- **Written request**:
Set the listing down again exactly, please, apart from its pictures.
───── Data to process ─────
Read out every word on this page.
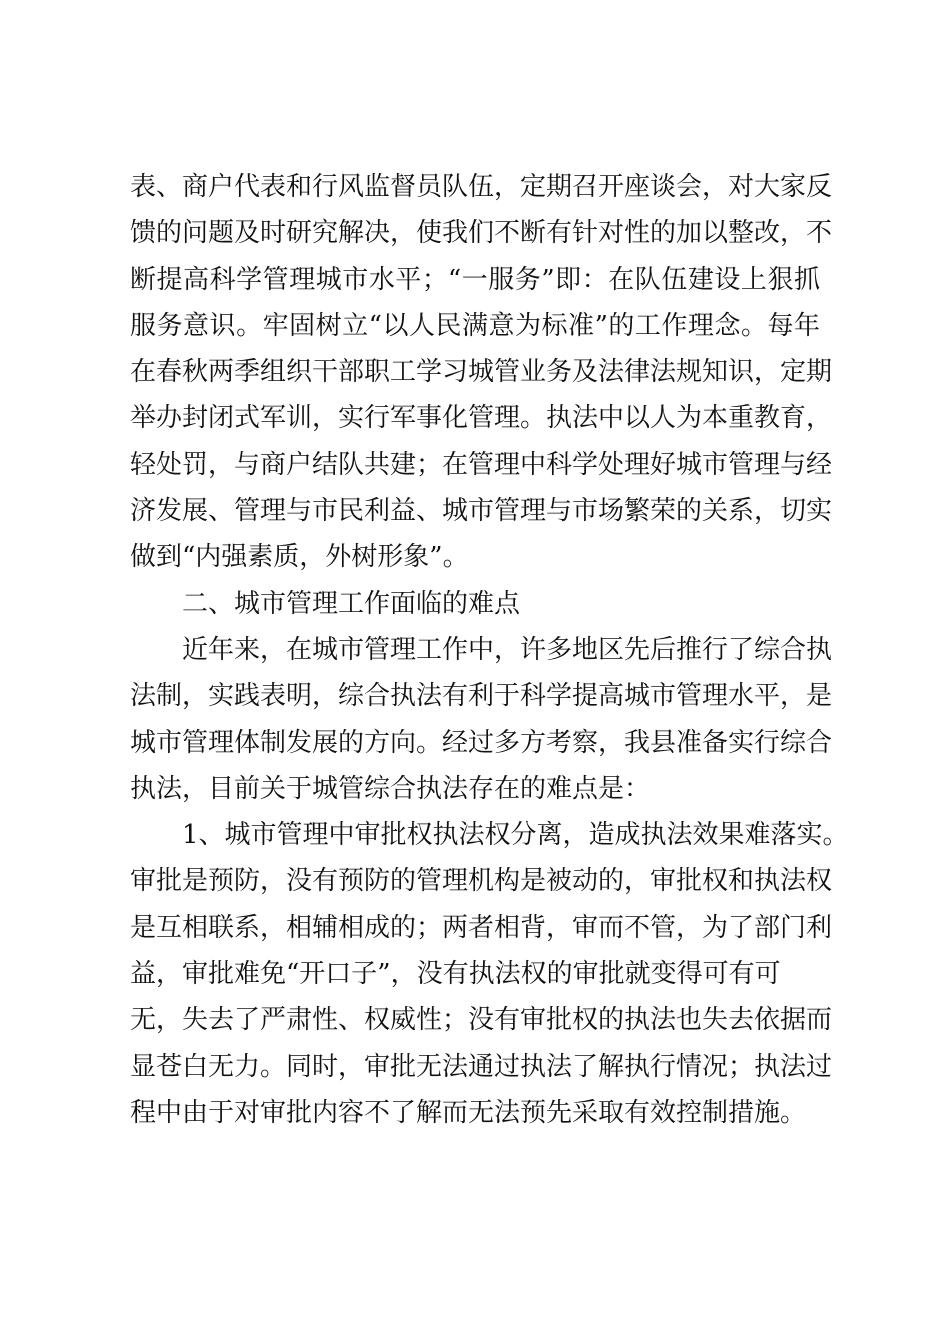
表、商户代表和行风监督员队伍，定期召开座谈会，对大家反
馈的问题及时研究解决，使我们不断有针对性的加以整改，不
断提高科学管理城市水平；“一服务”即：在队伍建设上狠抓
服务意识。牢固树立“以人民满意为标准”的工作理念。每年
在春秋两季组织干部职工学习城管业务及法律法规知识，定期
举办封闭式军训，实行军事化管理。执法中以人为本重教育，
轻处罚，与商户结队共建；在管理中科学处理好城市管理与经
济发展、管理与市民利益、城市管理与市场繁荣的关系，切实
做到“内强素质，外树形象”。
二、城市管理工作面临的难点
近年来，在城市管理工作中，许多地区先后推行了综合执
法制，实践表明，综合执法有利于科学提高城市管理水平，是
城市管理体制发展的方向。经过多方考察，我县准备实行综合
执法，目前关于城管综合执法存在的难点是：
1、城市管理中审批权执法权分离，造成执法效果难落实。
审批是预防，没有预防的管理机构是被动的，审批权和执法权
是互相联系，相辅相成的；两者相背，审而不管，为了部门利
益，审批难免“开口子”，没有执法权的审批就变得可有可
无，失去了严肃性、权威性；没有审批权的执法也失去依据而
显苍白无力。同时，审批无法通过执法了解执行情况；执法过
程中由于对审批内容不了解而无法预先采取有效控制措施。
─────
- **Result of the task**:
Read out every word on this page.
表、商户代表和行风监督员队伍，定期召开座谈会，对大家反
馈的问题及时研究解决，使我们不断有针对性的加以整改，不
断提高科学管理城市水平；“一服务”即：在队伍建设上狠抓
服务意识。牢固树立“以人民满意为标准”的工作理念。每年
在春秋两季组织干部职工学习城管业务及法律法规知识，定期
举办封闭式军训，实行军事化管理。执法中以人为本重教育，
轻处罚，与商户结队共建；在管理中科学处理好城市管理与经
济发展、管理与市民利益、城市管理与市场繁荣的关系，切实
做到“内强素质，外树形象”。
二、城市管理工作面临的难点
近年来，在城市管理工作中，许多地区先后推行了综合执
法制，实践表明，综合执法有利于科学提高城市管理水平，是
城市管理体制发展的方向。经过多方考察，我县准备实行综合
执法，目前关于城管综合执法存在的难点是：
1、城市管理中审批权执法权分离，造成执法效果难落实。
审批是预防，没有预防的管理机构是被动的，审批权和执法权
是互相联系，相辅相成的；两者相背，审而不管，为了部门利
益，审批难免“开口子”，没有执法权的审批就变得可有可
无，失去了严肃性、权威性；没有审批权的执法也失去依据而
显苍白无力。同时，审批无法通过执法了解执行情况；执法过
程中由于对审批内容不了解而无法预先采取有效控制措施。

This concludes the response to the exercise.